■ Directive
Extract each record and reproduce it exactly.

■ Records for the task
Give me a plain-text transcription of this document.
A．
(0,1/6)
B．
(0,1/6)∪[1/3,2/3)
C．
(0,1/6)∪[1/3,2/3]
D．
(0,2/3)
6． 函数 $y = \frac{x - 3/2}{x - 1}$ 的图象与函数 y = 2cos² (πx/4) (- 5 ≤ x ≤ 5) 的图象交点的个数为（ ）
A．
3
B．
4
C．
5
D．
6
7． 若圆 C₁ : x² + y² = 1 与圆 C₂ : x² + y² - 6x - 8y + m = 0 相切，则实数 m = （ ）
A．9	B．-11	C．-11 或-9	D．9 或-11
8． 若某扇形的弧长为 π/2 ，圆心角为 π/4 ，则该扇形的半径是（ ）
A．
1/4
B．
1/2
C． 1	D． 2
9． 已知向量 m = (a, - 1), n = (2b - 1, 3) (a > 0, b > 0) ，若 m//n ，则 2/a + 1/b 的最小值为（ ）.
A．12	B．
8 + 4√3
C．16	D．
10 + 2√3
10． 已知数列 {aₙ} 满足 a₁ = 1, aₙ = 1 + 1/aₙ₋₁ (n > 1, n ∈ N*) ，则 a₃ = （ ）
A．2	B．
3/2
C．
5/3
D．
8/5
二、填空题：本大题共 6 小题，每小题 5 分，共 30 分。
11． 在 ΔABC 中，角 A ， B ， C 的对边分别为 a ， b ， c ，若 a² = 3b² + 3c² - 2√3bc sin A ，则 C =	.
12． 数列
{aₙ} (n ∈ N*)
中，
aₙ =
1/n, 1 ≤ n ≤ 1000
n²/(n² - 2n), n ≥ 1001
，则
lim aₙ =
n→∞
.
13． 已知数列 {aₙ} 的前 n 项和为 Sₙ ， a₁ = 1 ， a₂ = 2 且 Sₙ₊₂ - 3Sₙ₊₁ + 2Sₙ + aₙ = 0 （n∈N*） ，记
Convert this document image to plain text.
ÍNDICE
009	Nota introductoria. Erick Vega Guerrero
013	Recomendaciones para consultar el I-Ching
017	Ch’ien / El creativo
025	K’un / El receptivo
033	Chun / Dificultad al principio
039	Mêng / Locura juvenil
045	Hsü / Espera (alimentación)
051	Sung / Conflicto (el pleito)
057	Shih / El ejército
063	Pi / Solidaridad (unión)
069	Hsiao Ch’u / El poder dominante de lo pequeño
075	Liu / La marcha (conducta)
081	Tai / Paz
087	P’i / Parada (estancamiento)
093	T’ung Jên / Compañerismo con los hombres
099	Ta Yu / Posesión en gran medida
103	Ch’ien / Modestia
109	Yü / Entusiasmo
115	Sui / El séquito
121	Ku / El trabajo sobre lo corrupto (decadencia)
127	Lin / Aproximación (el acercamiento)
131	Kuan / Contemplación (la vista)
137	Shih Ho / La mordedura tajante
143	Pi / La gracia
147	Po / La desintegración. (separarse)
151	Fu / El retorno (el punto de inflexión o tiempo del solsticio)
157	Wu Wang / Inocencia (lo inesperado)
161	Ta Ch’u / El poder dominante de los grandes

■ Answer to this problem
Give me a plain-text transcription of this document.
A．
(0,1/6)
B．
(0,1/6)∪[1/3,2/3)
C．
(0,1/6)∪[1/3,2/3]
D．
(0,2/3)
6． 函数 $y = \frac{x - 3/2}{x - 1}$ 的图象与函数 y = 2cos² (πx/4) (- 5 ≤ x ≤ 5) 的图象交点的个数为（ ）
A．
3
B．
4
C．
5
D．
6
7． 若圆 C₁ : x² + y² = 1 与圆 C₂ : x² + y² - 6x - 8y + m = 0 相切，则实数 m = （ ）
A．9	B．-11	C．-11 或-9	D．9 或-11
8． 若某扇形的弧长为 π/2 ，圆心角为 π/4 ，则该扇形的半径是（ ）
A．
1/4
B．
1/2
C． 1	D． 2
9． 已知向量 m = (a, - 1), n = (2b - 1, 3) (a > 0, b > 0) ，若 m//n ，则 2/a + 1/b 的最小值为（ ）.
A．12	B．
8 + 4√3
C．16	D．
10 + 2√3
10． 已知数列 {aₙ} 满足 a₁ = 1, aₙ = 1 + 1/aₙ₋₁ (n > 1, n ∈ N*) ，则 a₃ = （ ）
A．2	B．
3/2
C．
5/3
D．
8/5
二、填空题：本大题共 6 小题，每小题 5 分，共 30 分。
11． 在 ΔABC 中，角 A ， B ， C 的对边分别为 a ， b ， c ，若 a² = 3b² + 3c² - 2√3bc sin A ，则 C =	.
12． 数列
{aₙ} (n ∈ N*)
中，
aₙ =
1/n, 1 ≤ n ≤ 1000
n²/(n² - 2n), n ≥ 1001
，则
lim aₙ =
n→∞
.
13． 已知数列 {aₙ} 的前 n 项和为 Sₙ ， a₁ = 1 ， a₂ = 2 且 Sₙ₊₂ - 3Sₙ₊₁ + 2Sₙ + aₙ = 0 （n∈N*） ，记
Convert this document image to plain text.
ÍNDICE
009	Nota introductoria. Erick Vega Guerrero
013	Recomendaciones para consultar el I-Ching
017	Ch’ien / El creativo
025	K’un / El receptivo
033	Chun / Dificultad al principio
039	Mêng / Locura juvenil
045	Hsü / Espera (alimentación)
051	Sung / Conflicto (el pleito)
057	Shih / El ejército
063	Pi / Solidaridad (unión)
069	Hsiao Ch’u / El poder dominante de lo pequeño
075	Liu / La marcha (conducta)
081	Tai / Paz
087	P’i / Parada (estancamiento)
093	T’ung Jên / Compañerismo con los hombres
099	Ta Yu / Posesión en gran medida
103	Ch’ien / Modestia
109	Yü / Entusiasmo
115	Sui / El séquito
121	Ku / El trabajo sobre lo corrupto (decadencia)
127	Lin / Aproximación (el acercamiento)
131	Kuan / Contemplación (la vista)
137	Shih Ho / La mordedura tajante
143	Pi / La gracia
147	Po / La desintegración. (separarse)
151	Fu / El retorno (el punto de inflexión o tiempo del solsticio)
157	Wu Wang / Inocencia (lo inesperado)
161	Ta Ch’u / El poder dominante de los grandes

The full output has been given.